→ TASK TO CARRY OUT: Determine which lines of the records include the word "data", and copy them.

→ ENTRIES PROVIDED:
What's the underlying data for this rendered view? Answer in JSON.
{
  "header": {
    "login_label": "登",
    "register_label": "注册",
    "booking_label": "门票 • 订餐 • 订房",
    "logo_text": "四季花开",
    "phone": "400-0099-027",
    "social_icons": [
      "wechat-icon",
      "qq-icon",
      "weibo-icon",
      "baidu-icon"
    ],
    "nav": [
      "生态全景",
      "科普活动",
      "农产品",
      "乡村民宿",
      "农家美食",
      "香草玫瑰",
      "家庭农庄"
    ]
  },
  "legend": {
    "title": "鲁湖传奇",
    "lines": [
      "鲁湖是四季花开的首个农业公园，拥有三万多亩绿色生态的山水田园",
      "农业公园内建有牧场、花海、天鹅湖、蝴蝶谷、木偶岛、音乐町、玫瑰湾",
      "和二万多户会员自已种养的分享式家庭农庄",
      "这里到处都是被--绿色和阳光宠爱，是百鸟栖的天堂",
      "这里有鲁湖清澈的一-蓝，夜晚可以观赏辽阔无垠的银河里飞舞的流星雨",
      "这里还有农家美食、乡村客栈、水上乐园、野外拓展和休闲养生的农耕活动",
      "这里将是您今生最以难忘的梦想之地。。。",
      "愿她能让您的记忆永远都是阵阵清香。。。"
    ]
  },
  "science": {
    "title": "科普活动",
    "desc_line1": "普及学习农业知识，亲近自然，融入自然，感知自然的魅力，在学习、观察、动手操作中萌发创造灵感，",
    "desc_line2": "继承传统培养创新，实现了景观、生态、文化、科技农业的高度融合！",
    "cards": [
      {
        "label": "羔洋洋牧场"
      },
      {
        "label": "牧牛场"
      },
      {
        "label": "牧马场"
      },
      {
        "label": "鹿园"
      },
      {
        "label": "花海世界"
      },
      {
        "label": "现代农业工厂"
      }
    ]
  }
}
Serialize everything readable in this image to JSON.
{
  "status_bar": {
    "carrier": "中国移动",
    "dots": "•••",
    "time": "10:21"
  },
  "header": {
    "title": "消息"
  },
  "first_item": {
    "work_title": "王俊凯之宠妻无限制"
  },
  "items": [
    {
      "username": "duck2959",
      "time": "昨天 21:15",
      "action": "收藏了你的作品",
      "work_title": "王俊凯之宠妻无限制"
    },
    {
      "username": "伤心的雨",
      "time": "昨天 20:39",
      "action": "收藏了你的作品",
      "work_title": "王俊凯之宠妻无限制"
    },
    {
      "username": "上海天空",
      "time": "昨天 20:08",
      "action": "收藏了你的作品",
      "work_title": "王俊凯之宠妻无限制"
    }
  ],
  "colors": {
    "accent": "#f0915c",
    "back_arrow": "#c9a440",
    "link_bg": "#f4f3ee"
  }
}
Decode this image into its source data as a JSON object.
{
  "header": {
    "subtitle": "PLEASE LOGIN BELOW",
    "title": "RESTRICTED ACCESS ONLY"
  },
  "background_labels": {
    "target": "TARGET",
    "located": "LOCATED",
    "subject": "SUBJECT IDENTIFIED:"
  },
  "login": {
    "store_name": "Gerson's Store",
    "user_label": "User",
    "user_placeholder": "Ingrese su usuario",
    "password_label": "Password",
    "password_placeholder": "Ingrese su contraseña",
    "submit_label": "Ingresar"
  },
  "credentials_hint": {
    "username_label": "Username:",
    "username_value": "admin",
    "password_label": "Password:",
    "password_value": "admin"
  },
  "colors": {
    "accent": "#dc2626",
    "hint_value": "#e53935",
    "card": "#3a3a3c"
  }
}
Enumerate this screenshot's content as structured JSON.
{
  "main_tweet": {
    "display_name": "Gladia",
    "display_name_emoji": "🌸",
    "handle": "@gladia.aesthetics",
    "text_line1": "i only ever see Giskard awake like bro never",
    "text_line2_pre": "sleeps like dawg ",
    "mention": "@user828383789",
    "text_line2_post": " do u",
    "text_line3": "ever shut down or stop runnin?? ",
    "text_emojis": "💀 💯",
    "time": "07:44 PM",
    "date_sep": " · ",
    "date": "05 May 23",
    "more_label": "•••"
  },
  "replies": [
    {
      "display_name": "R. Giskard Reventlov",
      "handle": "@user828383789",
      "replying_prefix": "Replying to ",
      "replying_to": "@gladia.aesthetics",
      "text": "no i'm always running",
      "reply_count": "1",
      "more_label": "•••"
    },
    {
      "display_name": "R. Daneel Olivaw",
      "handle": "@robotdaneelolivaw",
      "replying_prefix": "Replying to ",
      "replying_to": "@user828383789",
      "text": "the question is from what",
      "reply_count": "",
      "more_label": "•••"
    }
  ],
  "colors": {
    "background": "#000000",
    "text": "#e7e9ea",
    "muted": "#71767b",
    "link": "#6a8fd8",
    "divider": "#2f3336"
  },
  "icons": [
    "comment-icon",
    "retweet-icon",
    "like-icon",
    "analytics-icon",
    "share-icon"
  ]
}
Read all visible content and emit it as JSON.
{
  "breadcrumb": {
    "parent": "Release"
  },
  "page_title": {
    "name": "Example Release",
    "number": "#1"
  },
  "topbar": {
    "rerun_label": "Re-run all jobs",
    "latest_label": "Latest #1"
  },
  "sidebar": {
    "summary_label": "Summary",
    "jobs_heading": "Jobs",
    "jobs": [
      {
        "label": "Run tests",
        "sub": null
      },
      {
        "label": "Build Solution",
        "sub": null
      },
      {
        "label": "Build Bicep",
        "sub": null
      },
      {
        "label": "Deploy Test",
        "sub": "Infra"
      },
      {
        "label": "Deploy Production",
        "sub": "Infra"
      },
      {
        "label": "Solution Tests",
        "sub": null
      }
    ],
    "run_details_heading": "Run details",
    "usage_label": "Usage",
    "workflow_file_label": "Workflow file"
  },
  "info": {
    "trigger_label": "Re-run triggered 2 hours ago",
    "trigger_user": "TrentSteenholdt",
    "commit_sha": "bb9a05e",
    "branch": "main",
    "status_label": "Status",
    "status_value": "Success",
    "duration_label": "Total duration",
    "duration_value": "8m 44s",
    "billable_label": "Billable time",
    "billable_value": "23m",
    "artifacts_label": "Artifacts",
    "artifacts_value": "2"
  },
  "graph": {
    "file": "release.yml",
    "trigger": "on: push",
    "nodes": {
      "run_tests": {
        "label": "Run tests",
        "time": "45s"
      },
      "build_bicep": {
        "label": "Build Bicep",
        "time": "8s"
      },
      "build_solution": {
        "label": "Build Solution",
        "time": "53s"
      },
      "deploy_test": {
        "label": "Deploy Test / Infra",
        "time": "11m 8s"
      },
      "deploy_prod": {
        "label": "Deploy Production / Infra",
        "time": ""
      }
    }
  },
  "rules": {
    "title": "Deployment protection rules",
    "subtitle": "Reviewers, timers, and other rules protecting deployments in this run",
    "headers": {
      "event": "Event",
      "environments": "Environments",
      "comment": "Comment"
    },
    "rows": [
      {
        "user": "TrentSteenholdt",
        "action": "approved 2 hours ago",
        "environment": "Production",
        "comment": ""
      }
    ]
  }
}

→ EXERCISE RESPONSE:
What's the underlying data for this rendered view? Answer in JSON.
Decode this image into its source data as a JSON object.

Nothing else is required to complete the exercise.